Extract each line of the data and write it out again exactly.

• _Data records_
START

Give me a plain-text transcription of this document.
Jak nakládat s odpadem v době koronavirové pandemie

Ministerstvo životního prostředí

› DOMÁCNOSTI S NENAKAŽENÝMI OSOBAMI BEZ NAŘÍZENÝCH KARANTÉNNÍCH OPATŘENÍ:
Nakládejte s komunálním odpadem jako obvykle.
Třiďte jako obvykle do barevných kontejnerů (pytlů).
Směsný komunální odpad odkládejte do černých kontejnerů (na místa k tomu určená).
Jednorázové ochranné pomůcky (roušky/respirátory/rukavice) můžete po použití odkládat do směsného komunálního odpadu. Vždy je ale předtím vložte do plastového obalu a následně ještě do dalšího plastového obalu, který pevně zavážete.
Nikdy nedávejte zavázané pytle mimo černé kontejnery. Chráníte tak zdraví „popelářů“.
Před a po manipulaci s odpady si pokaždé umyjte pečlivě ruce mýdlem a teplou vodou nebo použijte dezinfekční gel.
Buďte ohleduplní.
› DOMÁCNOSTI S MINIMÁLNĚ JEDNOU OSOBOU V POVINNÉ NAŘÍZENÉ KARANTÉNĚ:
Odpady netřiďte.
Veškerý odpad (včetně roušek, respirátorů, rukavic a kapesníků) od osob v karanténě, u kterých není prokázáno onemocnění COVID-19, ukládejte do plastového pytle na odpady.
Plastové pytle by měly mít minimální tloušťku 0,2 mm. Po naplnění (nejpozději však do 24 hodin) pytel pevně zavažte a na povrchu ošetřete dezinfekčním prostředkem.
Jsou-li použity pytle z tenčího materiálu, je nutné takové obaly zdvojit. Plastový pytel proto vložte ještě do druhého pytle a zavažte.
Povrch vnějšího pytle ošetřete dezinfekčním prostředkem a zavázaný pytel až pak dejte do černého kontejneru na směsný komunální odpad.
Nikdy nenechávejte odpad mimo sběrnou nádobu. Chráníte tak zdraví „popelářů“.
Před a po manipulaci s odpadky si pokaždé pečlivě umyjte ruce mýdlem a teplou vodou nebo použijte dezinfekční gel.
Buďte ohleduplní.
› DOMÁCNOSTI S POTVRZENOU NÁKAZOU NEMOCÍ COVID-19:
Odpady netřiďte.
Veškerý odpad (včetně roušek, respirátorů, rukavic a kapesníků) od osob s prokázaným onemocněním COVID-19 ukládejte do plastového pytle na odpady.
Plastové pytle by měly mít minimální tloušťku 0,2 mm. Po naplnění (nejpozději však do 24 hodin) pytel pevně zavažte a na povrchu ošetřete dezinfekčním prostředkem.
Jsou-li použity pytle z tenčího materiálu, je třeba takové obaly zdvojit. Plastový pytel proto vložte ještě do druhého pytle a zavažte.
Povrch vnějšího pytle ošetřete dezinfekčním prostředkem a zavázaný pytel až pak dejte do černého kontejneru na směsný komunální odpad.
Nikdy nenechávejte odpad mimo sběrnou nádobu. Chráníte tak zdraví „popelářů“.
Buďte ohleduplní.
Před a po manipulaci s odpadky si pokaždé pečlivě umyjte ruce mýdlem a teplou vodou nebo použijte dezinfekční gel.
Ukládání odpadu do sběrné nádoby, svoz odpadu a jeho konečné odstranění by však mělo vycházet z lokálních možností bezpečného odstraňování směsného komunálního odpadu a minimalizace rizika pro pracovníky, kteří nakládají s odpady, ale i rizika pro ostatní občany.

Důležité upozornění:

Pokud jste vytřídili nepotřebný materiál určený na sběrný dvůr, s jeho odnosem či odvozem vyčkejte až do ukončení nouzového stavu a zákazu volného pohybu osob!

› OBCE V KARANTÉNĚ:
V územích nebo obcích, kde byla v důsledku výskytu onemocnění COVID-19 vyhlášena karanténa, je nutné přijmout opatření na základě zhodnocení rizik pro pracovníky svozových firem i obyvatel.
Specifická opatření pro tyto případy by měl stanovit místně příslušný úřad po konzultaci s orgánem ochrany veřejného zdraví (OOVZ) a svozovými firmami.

END

• _OUTPUT_
Give me a plain-text transcription of this document.
Jak nakládat s odpadem v době koronavirové pandemie

Ministerstvo životního prostředí

› DOMÁCNOSTI S NENAKAŽENÝMI OSOBAMI BEZ NAŘÍZENÝCH KARANTÉNNÍCH OPATŘENÍ:
Nakládejte s komunálním odpadem jako obvykle.
Třiďte jako obvykle do barevných kontejnerů (pytlů).
Směsný komunální odpad odkládejte do černých kontejnerů (na místa k tomu určená).
Jednorázové ochranné pomůcky (roušky/respirátory/rukavice) můžete po použití odkládat do směsného komunálního odpadu. Vždy je ale předtím vložte do plastového obalu a následně ještě do dalšího plastového obalu, který pevně zavážete.
Nikdy nedávejte zavázané pytle mimo černé kontejnery. Chráníte tak zdraví „popelářů“.
Před a po manipulaci s odpady si pokaždé umyjte pečlivě ruce mýdlem a teplou vodou nebo použijte dezinfekční gel.
Buďte ohleduplní.
› DOMÁCNOSTI S MINIMÁLNĚ JEDNOU OSOBOU V POVINNÉ NAŘÍZENÉ KARANTÉNĚ:
Odpady netřiďte.
Veškerý odpad (včetně roušek, respirátorů, rukavic a kapesníků) od osob v karanténě, u kterých není prokázáno onemocnění COVID-19, ukládejte do plastového pytle na odpady.
Plastové pytle by měly mít minimální tloušťku 0,2 mm. Po naplnění (nejpozději však do 24 hodin) pytel pevně zavažte a na povrchu ošetřete dezinfekčním prostředkem.
Jsou-li použity pytle z tenčího materiálu, je nutné takové obaly zdvojit. Plastový pytel proto vložte ještě do druhého pytle a zavažte.
Povrch vnějšího pytle ošetřete dezinfekčním prostředkem a zavázaný pytel až pak dejte do černého kontejneru na směsný komunální odpad.
Nikdy nenechávejte odpad mimo sběrnou nádobu. Chráníte tak zdraví „popelářů“.
Před a po manipulaci s odpadky si pokaždé pečlivě umyjte ruce mýdlem a teplou vodou nebo použijte dezinfekční gel.
Buďte ohleduplní.
› DOMÁCNOSTI S POTVRZENOU NÁKAZOU NEMOCÍ COVID-19:
Odpady netřiďte.
Veškerý odpad (včetně roušek, respirátorů, rukavic a kapesníků) od osob s prokázaným onemocněním COVID-19 ukládejte do plastového pytle na odpady.
Plastové pytle by měly mít minimální tloušťku 0,2 mm. Po naplnění (nejpozději však do 24 hodin) pytel pevně zavažte a na povrchu ošetřete dezinfekčním prostředkem.
Jsou-li použity pytle z tenčího materiálu, je třeba takové obaly zdvojit. Plastový pytel proto vložte ještě do druhého pytle a zavažte.
Povrch vnějšího pytle ošetřete dezinfekčním prostředkem a zavázaný pytel až pak dejte do černého kontejneru na směsný komunální odpad.
Nikdy nenechávejte odpad mimo sběrnou nádobu. Chráníte tak zdraví „popelářů“.
Buďte ohleduplní.
Před a po manipulaci s odpadky si pokaždé pečlivě umyjte ruce mýdlem a teplou vodou nebo použijte dezinfekční gel.
Ukládání odpadu do sběrné nádoby, svoz odpadu a jeho konečné odstranění by však mělo vycházet z lokálních možností bezpečného odstraňování směsného komunálního odpadu a minimalizace rizika pro pracovníky, kteří nakládají s odpady, ale i rizika pro ostatní občany.

Důležité upozornění:

Pokud jste vytřídili nepotřebný materiál určený na sběrný dvůr, s jeho odnosem či odvozem vyčkejte až do ukončení nouzového stavu a zákazu volného pohybu osob!

› OBCE V KARANTÉNĚ:
V územích nebo obcích, kde byla v důsledku výskytu onemocnění COVID-19 vyhlášena karanténa, je nutné přijmout opatření na základě zhodnocení rizik pro pracovníky svozových firem i obyvatel.
Specifická opatření pro tyto případy by měl stanovit místně příslušný úřad po konzultaci s orgánem ochrany veřejného zdraví (OOVZ) a svozovými firmami.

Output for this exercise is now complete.